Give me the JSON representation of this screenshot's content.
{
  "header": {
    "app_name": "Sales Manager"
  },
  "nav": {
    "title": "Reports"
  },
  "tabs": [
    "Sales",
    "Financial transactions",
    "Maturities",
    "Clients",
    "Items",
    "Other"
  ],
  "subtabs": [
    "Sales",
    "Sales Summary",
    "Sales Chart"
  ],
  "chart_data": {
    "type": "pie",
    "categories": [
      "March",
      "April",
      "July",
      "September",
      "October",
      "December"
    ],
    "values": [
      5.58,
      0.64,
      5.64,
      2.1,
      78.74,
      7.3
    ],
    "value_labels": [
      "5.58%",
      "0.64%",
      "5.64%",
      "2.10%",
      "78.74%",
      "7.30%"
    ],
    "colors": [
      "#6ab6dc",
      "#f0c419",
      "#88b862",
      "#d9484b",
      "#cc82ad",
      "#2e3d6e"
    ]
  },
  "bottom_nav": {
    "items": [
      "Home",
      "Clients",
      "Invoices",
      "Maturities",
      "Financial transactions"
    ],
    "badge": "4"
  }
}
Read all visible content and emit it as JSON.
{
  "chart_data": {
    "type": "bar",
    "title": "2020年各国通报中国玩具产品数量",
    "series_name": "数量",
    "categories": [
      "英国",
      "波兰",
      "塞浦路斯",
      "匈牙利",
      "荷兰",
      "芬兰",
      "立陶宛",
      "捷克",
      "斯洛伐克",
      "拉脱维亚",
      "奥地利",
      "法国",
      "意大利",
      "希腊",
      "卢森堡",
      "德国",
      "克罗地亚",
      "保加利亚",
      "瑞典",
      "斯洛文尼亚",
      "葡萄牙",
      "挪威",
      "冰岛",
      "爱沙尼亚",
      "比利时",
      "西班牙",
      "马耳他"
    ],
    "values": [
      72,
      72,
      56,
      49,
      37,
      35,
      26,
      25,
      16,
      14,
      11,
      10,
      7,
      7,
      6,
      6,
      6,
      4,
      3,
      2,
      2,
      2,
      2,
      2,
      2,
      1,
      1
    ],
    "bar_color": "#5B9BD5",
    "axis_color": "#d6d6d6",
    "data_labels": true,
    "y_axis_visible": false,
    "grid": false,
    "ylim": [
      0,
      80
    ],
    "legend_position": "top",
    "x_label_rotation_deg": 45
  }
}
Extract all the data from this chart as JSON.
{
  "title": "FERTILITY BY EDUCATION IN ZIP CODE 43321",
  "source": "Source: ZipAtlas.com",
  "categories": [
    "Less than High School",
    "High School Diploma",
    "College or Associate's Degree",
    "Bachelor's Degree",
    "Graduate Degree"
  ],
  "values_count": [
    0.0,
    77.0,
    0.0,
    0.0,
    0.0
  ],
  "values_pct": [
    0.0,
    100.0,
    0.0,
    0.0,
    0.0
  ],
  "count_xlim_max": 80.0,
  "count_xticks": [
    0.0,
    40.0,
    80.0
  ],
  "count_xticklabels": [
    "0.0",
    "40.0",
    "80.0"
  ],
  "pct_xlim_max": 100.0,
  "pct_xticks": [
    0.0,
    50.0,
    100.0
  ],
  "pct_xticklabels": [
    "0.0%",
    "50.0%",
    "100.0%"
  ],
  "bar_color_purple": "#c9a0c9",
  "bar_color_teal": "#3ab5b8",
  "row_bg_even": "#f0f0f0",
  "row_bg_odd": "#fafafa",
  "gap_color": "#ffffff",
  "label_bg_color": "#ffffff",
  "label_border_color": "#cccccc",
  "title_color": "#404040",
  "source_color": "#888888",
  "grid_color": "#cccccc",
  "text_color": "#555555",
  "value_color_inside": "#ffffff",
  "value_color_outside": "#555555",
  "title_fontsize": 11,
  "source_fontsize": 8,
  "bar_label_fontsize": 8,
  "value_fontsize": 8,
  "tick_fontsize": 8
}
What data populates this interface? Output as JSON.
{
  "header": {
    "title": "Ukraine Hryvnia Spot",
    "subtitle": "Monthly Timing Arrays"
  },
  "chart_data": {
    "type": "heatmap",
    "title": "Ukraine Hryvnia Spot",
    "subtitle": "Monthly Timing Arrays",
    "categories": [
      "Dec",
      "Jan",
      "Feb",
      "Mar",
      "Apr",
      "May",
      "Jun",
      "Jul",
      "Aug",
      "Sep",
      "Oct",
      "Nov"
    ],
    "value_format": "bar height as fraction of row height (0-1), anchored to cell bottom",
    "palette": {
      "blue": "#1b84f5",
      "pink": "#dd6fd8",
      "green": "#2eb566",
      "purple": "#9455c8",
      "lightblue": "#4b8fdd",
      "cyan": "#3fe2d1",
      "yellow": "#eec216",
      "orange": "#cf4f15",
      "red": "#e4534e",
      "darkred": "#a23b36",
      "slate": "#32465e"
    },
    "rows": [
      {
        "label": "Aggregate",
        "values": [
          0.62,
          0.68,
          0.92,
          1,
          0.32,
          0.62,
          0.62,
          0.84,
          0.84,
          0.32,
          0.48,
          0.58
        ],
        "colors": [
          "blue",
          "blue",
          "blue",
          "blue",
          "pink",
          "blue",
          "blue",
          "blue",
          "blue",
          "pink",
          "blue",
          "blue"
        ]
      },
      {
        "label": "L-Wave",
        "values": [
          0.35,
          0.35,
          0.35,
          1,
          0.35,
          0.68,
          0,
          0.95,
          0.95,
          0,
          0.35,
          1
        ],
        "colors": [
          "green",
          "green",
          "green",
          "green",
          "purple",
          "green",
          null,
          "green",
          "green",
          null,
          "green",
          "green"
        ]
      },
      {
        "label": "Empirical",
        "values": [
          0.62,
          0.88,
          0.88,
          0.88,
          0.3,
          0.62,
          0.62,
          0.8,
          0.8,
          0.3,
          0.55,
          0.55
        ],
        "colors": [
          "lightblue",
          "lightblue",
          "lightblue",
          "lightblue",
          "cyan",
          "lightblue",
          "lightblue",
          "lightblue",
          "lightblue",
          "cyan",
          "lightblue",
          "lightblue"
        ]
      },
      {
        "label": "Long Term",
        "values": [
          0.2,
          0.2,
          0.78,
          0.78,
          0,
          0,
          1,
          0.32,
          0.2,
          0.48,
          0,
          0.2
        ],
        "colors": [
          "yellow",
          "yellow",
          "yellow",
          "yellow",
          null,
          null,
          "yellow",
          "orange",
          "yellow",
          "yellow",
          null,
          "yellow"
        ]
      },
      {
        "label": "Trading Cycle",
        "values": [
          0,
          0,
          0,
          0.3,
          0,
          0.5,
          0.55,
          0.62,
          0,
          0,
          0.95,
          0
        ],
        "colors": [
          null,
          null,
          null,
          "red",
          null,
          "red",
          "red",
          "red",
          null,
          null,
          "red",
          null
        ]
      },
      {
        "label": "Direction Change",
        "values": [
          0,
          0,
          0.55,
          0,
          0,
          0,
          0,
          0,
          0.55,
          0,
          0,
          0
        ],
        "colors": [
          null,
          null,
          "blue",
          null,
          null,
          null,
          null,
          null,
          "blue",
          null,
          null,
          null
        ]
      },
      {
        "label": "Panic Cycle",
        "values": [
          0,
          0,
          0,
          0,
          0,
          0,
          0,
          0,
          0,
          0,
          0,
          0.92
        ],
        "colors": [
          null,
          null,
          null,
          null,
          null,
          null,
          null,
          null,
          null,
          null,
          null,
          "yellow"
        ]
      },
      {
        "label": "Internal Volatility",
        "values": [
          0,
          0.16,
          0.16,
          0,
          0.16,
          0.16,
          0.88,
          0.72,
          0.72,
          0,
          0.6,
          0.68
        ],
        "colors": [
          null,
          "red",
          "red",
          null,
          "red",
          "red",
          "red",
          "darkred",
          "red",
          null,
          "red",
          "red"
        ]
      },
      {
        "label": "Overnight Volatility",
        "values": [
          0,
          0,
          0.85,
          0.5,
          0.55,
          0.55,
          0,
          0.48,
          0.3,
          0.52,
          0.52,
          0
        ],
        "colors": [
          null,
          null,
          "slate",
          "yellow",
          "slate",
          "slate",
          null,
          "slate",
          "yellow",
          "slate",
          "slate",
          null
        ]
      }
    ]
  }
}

========================================================================

Goal of the exercise =
Find all the lines containing "this" in the material, then copy them.

Response to the task =
Give me the JSON representation of this screenshot's content.
Extract all the data from this chart as JSON.
What data populates this interface? Output as JSON.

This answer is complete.